*TASK STATEMENT*. Restate the records below word for word.

— START OF PROVIDED ENTRIES —

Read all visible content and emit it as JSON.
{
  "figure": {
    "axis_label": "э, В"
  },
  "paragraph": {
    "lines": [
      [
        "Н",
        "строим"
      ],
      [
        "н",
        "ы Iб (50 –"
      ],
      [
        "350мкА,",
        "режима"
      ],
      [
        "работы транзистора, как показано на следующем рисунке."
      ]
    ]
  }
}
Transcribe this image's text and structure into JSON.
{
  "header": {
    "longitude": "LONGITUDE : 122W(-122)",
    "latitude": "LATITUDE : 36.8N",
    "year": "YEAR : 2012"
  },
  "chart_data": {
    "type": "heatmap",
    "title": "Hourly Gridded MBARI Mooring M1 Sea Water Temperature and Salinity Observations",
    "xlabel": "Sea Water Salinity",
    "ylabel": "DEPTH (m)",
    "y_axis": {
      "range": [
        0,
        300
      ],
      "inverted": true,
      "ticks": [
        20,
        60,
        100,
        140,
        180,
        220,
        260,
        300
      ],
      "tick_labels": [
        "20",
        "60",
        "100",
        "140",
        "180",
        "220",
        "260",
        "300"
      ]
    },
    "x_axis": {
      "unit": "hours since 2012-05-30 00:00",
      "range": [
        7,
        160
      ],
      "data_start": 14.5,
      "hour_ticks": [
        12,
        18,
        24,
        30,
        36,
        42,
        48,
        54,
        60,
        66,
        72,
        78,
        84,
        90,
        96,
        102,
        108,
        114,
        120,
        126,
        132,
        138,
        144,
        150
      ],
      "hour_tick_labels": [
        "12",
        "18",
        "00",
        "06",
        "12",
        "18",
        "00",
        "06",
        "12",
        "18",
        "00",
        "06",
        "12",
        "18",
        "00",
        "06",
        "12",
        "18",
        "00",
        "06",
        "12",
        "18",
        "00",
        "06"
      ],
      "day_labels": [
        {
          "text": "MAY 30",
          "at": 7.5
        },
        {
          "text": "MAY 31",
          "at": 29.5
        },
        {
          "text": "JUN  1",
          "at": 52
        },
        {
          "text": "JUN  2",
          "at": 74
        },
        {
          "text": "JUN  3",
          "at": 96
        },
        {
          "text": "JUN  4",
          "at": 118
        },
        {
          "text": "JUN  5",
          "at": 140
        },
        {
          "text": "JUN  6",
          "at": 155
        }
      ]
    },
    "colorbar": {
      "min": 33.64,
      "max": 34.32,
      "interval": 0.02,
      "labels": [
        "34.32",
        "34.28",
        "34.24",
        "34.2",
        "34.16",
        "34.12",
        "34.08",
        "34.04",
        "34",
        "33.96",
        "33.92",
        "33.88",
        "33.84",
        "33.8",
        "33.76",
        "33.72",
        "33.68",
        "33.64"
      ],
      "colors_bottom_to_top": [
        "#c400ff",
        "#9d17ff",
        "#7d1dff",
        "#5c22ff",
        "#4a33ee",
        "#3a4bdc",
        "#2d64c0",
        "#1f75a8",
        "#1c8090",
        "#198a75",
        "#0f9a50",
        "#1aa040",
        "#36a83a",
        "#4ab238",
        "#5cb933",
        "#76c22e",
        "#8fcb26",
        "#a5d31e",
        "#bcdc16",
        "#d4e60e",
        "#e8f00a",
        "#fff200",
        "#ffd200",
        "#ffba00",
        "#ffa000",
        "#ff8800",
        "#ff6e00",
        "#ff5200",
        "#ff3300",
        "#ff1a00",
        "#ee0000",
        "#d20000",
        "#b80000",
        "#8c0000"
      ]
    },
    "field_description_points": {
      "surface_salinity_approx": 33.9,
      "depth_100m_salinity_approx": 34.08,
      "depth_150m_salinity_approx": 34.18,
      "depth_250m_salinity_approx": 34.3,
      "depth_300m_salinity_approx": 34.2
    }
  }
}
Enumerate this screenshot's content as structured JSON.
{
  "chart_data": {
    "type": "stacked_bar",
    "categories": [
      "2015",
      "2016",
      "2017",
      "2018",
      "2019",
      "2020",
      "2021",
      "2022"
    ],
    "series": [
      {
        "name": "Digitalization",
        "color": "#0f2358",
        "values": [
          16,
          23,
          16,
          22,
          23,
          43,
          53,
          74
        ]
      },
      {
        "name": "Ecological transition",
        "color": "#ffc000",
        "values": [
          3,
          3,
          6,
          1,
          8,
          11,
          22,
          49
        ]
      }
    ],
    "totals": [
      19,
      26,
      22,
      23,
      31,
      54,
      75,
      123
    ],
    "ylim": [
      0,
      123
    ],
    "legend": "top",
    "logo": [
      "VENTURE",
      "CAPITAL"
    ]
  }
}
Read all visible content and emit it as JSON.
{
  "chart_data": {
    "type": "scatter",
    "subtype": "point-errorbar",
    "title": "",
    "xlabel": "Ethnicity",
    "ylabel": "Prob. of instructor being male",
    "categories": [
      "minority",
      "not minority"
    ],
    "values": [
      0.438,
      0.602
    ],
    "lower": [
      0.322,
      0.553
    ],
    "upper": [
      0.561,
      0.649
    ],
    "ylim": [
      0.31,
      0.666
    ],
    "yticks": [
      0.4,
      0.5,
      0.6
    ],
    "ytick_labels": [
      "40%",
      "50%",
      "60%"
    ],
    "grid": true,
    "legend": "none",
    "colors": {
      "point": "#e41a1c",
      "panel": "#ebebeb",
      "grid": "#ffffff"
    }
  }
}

— END OF PROVIDED ENTRIES —

*EXERCISE OUTPUT*.
Read all visible content and emit it as JSON.
{
  "figure": {
    "axis_label": "э, В"
  },
  "paragraph": {
    "lines": [
      [
        "Н",
        "строим"
      ],
      [
        "н",
        "ы Iб (50 –"
      ],
      [
        "350мкА,",
        "режима"
      ],
      [
        "работы транзистора, как показано на следующем рисунке."
      ]
    ]
  }
}
Transcribe this image's text and structure into JSON.
{
  "header": {
    "longitude": "LONGITUDE : 122W(-122)",
    "latitude": "LATITUDE : 36.8N",
    "year": "YEAR : 2012"
  },
  "chart_data": {
    "type": "heatmap",
    "title": "Hourly Gridded MBARI Mooring M1 Sea Water Temperature and Salinity Observations",
    "xlabel": "Sea Water Salinity",
    "ylabel": "DEPTH (m)",
    "y_axis": {
      "range": [
        0,
        300
      ],
      "inverted": true,
      "ticks": [
        20,
        60,
        100,
        140,
        180,
        220,
        260,
        300
      ],
      "tick_labels": [
        "20",
        "60",
        "100",
        "140",
        "180",
        "220",
        "260",
        "300"
      ]
    },
    "x_axis": {
      "unit": "hours since 2012-05-30 00:00",
      "range": [
        7,
        160
      ],
      "data_start": 14.5,
      "hour_ticks": [
        12,
        18,
        24,
        30,
        36,
        42,
        48,
        54,
        60,
        66,
        72,
        78,
        84,
        90,
        96,
        102,
        108,
        114,
        120,
        126,
        132,
        138,
        144,
        150
      ],
      "hour_tick_labels": [
        "12",
        "18",
        "00",
        "06",
        "12",
        "18",
        "00",
        "06",
        "12",
        "18",
        "00",
        "06",
        "12",
        "18",
        "00",
        "06",
        "12",
        "18",
        "00",
        "06",
        "12",
        "18",
        "00",
        "06"
      ],
      "day_labels": [
        {
          "text": "MAY 30",
          "at": 7.5
        },
        {
          "text": "MAY 31",
          "at": 29.5
        },
        {
          "text": "JUN  1",
          "at": 52
        },
        {
          "text": "JUN  2",
          "at": 74
        },
        {
          "text": "JUN  3",
          "at": 96
        },
        {
          "text": "JUN  4",
          "at": 118
        },
        {
          "text": "JUN  5",
          "at": 140
        },
        {
          "text": "JUN  6",
          "at": 155
        }
      ]
    },
    "colorbar": {
      "min": 33.64,
      "max": 34.32,
      "interval": 0.02,
      "labels": [
        "34.32",
        "34.28",
        "34.24",
        "34.2",
        "34.16",
        "34.12",
        "34.08",
        "34.04",
        "34",
        "33.96",
        "33.92",
        "33.88",
        "33.84",
        "33.8",
        "33.76",
        "33.72",
        "33.68",
        "33.64"
      ],
      "colors_bottom_to_top": [
        "#c400ff",
        "#9d17ff",
        "#7d1dff",
        "#5c22ff",
        "#4a33ee",
        "#3a4bdc",
        "#2d64c0",
        "#1f75a8",
        "#1c8090",
        "#198a75",
        "#0f9a50",
        "#1aa040",
        "#36a83a",
        "#4ab238",
        "#5cb933",
        "#76c22e",
        "#8fcb26",
        "#a5d31e",
        "#bcdc16",
        "#d4e60e",
        "#e8f00a",
        "#fff200",
        "#ffd200",
        "#ffba00",
        "#ffa000",
        "#ff8800",
        "#ff6e00",
        "#ff5200",
        "#ff3300",
        "#ff1a00",
        "#ee0000",
        "#d20000",
        "#b80000",
        "#8c0000"
      ]
    },
    "field_description_points": {
      "surface_salinity_approx": 33.9,
      "depth_100m_salinity_approx": 34.08,
      "depth_150m_salinity_approx": 34.18,
      "depth_250m_salinity_approx": 34.3,
      "depth_300m_salinity_approx": 34.2
    }
  }
}
Enumerate this screenshot's content as structured JSON.
{
  "chart_data": {
    "type": "stacked_bar",
    "categories": [
      "2015",
      "2016",
      "2017",
      "2018",
      "2019",
      "2020",
      "2021",
      "2022"
    ],
    "series": [
      {
        "name": "Digitalization",
        "color": "#0f2358",
        "values": [
          16,
          23,
          16,
          22,
          23,
          43,
          53,
          74
        ]
      },
      {
        "name": "Ecological transition",
        "color": "#ffc000",
        "values": [
          3,
          3,
          6,
          1,
          8,
          11,
          22,
          49
        ]
      }
    ],
    "totals": [
      19,
      26,
      22,
      23,
      31,
      54,
      75,
      123
    ],
    "ylim": [
      0,
      123
    ],
    "legend": "top",
    "logo": [
      "VENTURE",
      "CAPITAL"
    ]
  }
}
Read all visible content and emit it as JSON.
{
  "chart_data": {
    "type": "scatter",
    "subtype": "point-errorbar",
    "title": "",
    "xlabel": "Ethnicity",
    "ylabel": "Prob. of instructor being male",
    "categories": [
      "minority",
      "not minority"
    ],
    "values": [
      0.438,
      0.602
    ],
    "lower": [
      0.322,
      0.553
    ],
    "upper": [
      0.561,
      0.649
    ],
    "ylim": [
      0.31,
      0.666
    ],
    "yticks": [
      0.4,
      0.5,
      0.6
    ],
    "ytick_labels": [
      "40%",
      "50%",
      "60%"
    ],
    "grid": true,
    "legend": "none",
    "colors": {
      "point": "#e41a1c",
      "panel": "#ebebeb",
      "grid": "#ffffff"
    }
  }
}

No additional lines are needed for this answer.